## Begin

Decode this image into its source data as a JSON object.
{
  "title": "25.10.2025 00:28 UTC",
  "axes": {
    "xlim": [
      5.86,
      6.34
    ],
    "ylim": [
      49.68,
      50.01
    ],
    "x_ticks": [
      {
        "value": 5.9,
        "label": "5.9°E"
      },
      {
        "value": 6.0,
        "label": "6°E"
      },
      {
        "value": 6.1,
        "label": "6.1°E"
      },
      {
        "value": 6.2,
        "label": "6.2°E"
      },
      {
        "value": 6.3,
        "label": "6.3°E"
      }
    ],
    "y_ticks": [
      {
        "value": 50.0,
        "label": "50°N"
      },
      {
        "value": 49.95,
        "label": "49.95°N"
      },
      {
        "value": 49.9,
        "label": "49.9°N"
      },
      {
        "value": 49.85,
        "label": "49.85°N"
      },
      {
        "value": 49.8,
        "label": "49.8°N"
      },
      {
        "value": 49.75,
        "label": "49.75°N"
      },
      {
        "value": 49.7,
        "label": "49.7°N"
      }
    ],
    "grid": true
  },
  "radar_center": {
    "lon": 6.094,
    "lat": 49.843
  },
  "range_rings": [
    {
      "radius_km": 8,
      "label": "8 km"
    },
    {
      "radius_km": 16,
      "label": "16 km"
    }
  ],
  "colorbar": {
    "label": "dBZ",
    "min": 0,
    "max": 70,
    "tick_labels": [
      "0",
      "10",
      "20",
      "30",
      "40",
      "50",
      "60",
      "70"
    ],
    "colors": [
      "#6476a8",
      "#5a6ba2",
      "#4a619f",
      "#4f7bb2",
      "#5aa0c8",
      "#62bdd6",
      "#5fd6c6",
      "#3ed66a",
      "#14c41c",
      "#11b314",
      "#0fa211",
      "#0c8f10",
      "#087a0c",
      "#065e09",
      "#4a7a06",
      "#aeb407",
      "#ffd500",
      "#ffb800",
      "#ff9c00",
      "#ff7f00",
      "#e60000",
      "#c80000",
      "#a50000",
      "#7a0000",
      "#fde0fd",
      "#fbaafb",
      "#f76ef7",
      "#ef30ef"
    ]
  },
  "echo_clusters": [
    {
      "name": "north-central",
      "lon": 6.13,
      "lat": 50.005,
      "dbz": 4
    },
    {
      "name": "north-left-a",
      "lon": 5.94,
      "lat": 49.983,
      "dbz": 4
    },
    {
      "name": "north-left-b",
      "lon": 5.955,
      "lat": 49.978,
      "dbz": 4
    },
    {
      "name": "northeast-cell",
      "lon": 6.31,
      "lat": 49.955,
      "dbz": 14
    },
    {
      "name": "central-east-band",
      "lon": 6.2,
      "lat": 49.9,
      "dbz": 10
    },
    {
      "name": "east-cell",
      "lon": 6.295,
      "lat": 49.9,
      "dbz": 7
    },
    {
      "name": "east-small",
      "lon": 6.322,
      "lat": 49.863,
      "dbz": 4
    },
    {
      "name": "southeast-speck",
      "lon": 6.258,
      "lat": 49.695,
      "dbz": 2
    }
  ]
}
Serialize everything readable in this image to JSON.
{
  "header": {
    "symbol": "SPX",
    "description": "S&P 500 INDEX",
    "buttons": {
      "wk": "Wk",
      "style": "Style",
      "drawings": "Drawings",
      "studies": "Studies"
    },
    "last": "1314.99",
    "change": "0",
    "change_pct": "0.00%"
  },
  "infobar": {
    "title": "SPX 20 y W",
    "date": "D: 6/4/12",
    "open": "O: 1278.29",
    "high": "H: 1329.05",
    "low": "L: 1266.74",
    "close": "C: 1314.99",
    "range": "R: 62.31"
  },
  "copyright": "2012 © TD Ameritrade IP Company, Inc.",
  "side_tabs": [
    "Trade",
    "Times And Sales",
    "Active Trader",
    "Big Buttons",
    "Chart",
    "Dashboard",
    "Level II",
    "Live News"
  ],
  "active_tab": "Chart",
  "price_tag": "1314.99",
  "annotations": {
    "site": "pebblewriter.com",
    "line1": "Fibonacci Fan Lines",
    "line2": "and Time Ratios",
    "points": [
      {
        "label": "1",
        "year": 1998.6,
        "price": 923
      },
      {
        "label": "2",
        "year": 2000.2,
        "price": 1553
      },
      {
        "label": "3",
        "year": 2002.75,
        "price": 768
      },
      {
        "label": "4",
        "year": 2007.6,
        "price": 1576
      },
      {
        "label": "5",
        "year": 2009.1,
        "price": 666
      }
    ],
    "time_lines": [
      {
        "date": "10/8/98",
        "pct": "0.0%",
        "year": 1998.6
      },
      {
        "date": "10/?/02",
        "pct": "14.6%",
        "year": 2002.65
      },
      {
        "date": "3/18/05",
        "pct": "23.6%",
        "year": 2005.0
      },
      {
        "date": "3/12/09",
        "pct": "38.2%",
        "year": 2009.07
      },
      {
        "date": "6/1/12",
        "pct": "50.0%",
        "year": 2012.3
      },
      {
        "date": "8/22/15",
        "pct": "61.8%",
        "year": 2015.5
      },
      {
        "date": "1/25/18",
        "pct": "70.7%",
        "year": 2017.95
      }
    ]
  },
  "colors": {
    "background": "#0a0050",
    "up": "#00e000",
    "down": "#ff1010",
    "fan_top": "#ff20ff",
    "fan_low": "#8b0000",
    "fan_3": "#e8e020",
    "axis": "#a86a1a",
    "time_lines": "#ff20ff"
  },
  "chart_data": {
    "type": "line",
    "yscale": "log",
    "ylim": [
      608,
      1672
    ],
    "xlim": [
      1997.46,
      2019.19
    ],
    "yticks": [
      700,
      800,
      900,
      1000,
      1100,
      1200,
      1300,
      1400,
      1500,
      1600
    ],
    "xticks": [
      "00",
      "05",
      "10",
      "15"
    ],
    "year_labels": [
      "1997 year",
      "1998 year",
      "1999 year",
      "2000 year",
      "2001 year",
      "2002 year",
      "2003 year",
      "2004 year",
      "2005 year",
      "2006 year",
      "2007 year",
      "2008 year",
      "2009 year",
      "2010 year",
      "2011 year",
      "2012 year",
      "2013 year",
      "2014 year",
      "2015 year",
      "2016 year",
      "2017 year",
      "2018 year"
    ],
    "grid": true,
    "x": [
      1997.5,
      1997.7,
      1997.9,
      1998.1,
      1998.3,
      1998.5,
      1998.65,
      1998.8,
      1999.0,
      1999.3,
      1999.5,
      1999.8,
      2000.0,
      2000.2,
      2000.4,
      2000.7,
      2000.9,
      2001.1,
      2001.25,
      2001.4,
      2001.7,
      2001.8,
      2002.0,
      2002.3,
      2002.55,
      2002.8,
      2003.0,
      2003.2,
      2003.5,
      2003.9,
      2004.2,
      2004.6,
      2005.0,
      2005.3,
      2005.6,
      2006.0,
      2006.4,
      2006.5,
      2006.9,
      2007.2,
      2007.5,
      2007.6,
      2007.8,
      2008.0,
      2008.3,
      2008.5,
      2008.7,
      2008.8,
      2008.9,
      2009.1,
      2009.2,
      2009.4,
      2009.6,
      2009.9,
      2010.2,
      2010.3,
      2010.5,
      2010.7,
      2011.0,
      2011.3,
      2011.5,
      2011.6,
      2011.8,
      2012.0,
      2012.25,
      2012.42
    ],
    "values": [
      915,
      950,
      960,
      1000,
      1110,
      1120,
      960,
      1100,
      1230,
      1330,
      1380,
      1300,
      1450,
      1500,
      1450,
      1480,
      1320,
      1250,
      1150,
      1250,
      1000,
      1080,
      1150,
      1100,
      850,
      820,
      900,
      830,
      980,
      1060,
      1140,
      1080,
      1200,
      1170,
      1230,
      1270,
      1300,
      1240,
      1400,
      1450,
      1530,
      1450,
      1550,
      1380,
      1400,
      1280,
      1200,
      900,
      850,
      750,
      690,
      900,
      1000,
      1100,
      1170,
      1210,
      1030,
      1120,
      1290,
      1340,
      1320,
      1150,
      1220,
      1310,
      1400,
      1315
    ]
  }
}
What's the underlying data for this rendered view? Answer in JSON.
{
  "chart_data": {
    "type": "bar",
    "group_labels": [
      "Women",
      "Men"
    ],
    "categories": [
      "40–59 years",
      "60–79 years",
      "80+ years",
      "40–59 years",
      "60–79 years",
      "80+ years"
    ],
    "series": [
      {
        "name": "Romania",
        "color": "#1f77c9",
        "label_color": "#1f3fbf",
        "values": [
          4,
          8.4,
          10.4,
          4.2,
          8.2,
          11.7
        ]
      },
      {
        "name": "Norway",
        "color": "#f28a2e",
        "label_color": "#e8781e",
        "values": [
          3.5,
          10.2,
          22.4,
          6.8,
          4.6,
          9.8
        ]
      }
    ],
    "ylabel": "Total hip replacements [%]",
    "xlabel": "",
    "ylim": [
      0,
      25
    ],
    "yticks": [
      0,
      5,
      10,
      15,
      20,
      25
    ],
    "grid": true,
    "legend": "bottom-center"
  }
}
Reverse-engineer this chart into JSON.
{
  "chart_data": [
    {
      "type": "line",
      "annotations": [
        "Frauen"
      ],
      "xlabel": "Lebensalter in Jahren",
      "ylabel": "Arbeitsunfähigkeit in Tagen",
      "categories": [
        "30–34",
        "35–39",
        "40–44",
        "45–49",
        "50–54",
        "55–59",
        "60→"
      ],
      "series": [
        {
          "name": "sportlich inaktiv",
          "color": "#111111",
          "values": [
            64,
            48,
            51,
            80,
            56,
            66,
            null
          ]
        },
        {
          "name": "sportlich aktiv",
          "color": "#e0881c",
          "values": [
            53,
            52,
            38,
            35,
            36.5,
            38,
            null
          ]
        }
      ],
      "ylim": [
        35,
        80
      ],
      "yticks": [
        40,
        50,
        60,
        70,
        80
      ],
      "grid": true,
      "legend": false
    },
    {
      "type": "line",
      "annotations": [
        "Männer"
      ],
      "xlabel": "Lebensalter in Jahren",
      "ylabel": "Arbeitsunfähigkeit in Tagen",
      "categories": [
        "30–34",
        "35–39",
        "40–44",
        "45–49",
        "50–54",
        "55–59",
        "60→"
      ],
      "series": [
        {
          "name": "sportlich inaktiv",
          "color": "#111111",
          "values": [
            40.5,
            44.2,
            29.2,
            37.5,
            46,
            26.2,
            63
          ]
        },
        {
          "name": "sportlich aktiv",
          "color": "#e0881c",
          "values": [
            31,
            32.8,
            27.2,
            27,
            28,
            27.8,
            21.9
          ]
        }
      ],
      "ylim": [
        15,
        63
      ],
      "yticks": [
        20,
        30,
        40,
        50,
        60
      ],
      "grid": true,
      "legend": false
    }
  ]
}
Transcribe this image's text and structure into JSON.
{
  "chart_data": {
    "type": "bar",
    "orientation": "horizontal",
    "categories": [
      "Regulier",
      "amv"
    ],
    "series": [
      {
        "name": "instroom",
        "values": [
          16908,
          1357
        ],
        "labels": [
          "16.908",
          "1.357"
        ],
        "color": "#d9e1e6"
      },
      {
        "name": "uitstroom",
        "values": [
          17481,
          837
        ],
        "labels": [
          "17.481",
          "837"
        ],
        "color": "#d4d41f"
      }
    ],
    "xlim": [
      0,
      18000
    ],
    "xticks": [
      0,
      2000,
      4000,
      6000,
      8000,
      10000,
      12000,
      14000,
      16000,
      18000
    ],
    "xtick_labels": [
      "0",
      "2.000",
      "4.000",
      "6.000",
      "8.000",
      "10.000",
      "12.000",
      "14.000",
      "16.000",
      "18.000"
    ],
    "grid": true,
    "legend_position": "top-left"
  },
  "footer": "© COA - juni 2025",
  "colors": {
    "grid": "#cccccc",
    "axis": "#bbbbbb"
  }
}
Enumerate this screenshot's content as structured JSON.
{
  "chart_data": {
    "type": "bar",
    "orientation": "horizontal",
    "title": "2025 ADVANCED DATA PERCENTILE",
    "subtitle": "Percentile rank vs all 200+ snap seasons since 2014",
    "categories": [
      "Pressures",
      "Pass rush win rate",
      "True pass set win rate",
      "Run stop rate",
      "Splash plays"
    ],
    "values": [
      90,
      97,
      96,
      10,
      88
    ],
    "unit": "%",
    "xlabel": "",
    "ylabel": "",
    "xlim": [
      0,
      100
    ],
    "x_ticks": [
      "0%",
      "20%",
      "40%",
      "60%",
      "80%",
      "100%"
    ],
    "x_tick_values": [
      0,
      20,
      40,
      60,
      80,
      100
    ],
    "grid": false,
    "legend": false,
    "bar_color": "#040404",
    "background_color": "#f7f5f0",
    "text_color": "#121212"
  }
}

## End

Find the word "ylabel" in the entries above and gather every line that holds it.

§ **THE COMPLETED TASK**
    "ylabel": "Total hip replacements [%]",
      "ylabel": "Arbeitsunfähigkeit in Tagen",
      "ylabel": "Arbeitsunfähigkeit in Tagen",
    "ylabel": "",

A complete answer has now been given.